*** Records shown ***
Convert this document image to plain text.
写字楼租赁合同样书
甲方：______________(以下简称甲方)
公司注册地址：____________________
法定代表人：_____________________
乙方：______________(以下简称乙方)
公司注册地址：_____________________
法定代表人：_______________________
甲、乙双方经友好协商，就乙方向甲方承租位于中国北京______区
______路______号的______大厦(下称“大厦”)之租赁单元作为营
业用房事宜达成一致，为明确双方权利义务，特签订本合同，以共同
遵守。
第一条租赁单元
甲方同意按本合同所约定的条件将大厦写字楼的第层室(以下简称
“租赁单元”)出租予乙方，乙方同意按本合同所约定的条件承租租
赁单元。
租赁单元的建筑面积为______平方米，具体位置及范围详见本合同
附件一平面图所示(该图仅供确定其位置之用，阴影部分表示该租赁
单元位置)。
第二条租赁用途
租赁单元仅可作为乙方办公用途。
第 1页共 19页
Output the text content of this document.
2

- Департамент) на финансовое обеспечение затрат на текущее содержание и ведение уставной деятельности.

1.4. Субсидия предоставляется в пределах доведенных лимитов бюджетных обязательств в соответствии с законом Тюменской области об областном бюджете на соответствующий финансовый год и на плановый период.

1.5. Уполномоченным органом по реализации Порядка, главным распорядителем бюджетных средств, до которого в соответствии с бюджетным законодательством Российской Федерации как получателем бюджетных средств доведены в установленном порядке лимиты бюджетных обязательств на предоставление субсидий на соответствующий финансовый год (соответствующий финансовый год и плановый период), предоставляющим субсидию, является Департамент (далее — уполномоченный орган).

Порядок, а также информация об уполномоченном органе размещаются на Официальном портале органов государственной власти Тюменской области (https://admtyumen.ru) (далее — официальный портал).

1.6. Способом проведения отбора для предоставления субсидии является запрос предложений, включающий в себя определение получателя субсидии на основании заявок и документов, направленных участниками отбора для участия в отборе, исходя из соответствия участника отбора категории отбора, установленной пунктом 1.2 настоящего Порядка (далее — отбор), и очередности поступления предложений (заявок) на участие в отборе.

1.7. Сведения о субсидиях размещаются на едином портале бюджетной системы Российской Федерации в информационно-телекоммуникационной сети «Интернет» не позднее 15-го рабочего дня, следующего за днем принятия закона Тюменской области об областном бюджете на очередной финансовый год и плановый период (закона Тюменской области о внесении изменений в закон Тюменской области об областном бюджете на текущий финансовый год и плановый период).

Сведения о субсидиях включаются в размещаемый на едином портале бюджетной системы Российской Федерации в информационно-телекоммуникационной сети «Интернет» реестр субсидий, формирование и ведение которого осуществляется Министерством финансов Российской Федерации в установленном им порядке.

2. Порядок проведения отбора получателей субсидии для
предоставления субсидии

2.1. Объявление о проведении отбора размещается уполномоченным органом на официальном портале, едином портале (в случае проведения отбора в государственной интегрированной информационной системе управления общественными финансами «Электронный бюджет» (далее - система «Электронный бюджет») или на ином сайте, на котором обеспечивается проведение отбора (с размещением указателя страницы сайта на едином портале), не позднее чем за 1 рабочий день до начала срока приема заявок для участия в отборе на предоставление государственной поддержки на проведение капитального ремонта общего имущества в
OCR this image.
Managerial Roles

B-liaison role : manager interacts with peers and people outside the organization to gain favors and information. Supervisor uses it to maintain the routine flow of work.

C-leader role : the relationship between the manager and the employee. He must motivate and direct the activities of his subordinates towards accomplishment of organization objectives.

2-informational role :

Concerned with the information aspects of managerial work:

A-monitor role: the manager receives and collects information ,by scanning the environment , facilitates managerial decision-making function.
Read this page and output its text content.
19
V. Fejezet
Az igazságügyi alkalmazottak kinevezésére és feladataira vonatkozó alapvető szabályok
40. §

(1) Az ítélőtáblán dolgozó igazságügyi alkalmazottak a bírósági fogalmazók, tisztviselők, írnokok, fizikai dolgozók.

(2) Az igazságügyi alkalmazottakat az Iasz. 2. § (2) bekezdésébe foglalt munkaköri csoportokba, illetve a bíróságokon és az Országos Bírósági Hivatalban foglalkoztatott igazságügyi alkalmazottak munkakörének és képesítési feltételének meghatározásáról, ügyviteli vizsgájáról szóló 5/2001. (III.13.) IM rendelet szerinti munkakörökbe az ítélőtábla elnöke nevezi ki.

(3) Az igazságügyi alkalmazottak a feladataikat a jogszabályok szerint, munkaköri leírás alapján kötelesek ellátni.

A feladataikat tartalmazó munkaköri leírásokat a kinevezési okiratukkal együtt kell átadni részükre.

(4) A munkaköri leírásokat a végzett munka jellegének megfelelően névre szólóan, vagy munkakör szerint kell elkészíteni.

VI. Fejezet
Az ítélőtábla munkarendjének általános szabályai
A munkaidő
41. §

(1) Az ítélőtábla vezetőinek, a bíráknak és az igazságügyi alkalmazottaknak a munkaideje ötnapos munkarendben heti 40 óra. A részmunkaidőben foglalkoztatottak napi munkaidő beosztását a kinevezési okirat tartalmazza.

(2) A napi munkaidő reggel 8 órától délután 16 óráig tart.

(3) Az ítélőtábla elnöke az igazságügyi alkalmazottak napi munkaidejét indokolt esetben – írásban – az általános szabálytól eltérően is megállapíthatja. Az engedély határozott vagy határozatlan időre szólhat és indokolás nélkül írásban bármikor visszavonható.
***
> **Exercise directions**
Show every line above in which the word "kell" occurs.

> **Solved exercise**
A feladataikat tartalmazó munkaköri leírásokat a kinevezési okiratukkal együtt kell átadni részükre.
(4) A munkaköri leírásokat a végzett munka jellegének megfelelően névre szólóan, vagy munkakör szerint kell elkészíteni.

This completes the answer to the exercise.